* DIRECTIVE *
Search the data below for the string "accuracy". Extract every line that contains it.

* DATA FOR THIS TASK *
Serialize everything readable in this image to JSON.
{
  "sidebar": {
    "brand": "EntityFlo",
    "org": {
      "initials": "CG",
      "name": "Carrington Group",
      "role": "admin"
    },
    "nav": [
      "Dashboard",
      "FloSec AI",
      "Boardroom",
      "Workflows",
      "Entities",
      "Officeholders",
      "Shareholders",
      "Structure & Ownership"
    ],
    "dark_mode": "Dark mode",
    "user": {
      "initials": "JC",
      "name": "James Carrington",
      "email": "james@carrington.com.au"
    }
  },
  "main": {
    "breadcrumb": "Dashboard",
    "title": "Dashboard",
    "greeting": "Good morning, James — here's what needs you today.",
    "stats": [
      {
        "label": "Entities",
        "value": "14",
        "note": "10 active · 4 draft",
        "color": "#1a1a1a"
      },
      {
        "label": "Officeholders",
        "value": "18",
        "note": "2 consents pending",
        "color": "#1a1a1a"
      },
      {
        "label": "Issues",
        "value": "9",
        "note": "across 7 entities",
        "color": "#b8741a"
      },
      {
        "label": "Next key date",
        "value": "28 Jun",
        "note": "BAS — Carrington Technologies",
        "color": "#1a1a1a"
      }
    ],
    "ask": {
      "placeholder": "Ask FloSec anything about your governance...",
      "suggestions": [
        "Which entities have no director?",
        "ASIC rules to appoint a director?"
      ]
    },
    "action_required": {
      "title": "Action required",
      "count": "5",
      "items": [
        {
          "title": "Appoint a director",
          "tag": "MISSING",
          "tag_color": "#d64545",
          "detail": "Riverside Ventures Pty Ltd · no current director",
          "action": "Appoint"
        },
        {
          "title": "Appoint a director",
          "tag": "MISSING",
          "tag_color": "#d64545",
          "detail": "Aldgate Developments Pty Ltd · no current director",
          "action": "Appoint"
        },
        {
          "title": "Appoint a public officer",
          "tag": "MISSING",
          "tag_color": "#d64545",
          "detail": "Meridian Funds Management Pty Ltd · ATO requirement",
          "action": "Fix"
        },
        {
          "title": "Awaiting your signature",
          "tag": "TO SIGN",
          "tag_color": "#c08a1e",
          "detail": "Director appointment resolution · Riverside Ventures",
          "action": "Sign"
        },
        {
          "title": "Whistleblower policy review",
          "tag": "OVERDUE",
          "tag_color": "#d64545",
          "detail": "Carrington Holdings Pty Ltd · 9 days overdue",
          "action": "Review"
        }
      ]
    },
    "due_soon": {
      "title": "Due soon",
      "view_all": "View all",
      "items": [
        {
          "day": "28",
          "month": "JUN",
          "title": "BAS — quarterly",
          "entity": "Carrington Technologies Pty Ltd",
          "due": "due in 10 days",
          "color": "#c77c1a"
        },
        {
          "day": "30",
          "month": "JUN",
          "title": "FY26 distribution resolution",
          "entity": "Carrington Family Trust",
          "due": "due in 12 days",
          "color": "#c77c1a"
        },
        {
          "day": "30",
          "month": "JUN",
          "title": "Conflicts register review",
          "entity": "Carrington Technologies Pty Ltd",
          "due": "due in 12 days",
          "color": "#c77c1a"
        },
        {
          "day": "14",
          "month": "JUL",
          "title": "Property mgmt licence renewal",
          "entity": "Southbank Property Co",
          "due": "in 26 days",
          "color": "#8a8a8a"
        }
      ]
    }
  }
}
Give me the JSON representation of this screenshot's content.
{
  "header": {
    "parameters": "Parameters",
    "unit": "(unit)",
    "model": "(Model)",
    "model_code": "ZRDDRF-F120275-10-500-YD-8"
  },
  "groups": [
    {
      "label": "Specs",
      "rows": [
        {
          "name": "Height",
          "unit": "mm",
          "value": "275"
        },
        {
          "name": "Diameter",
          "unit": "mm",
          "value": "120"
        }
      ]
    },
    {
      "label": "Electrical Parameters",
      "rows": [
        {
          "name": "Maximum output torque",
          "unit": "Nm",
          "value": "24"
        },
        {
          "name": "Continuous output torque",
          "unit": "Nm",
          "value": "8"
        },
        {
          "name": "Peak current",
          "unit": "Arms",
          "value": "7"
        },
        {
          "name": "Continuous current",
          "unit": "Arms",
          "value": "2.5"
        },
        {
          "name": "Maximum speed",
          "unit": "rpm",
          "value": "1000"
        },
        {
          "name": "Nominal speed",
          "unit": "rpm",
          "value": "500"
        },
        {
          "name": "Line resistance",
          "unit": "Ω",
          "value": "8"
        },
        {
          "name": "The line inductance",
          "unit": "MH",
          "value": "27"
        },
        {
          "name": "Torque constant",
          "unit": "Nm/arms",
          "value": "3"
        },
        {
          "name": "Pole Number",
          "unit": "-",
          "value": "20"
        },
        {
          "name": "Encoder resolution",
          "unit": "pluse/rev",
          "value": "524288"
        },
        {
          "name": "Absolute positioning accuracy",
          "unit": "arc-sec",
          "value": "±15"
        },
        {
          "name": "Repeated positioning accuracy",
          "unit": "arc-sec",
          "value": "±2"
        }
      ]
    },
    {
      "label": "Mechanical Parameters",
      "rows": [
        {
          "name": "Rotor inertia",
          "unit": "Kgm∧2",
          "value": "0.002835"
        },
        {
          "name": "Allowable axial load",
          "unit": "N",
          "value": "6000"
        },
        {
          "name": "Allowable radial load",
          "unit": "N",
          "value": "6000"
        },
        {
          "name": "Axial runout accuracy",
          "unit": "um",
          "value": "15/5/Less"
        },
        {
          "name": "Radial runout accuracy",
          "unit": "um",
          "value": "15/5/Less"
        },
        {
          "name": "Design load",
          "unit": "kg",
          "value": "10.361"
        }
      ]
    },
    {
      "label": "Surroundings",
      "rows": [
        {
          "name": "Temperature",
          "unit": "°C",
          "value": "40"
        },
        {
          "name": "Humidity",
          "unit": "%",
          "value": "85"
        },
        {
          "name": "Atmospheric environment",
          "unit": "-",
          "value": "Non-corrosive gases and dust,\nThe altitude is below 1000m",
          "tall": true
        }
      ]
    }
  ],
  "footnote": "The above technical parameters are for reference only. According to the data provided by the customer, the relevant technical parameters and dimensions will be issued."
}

* WORKED SOLUTION *
          "name": "Absolute positioning accuracy",
          "name": "Repeated positioning accuracy",
          "name": "Axial runout accuracy",
          "name": "Radial runout accuracy",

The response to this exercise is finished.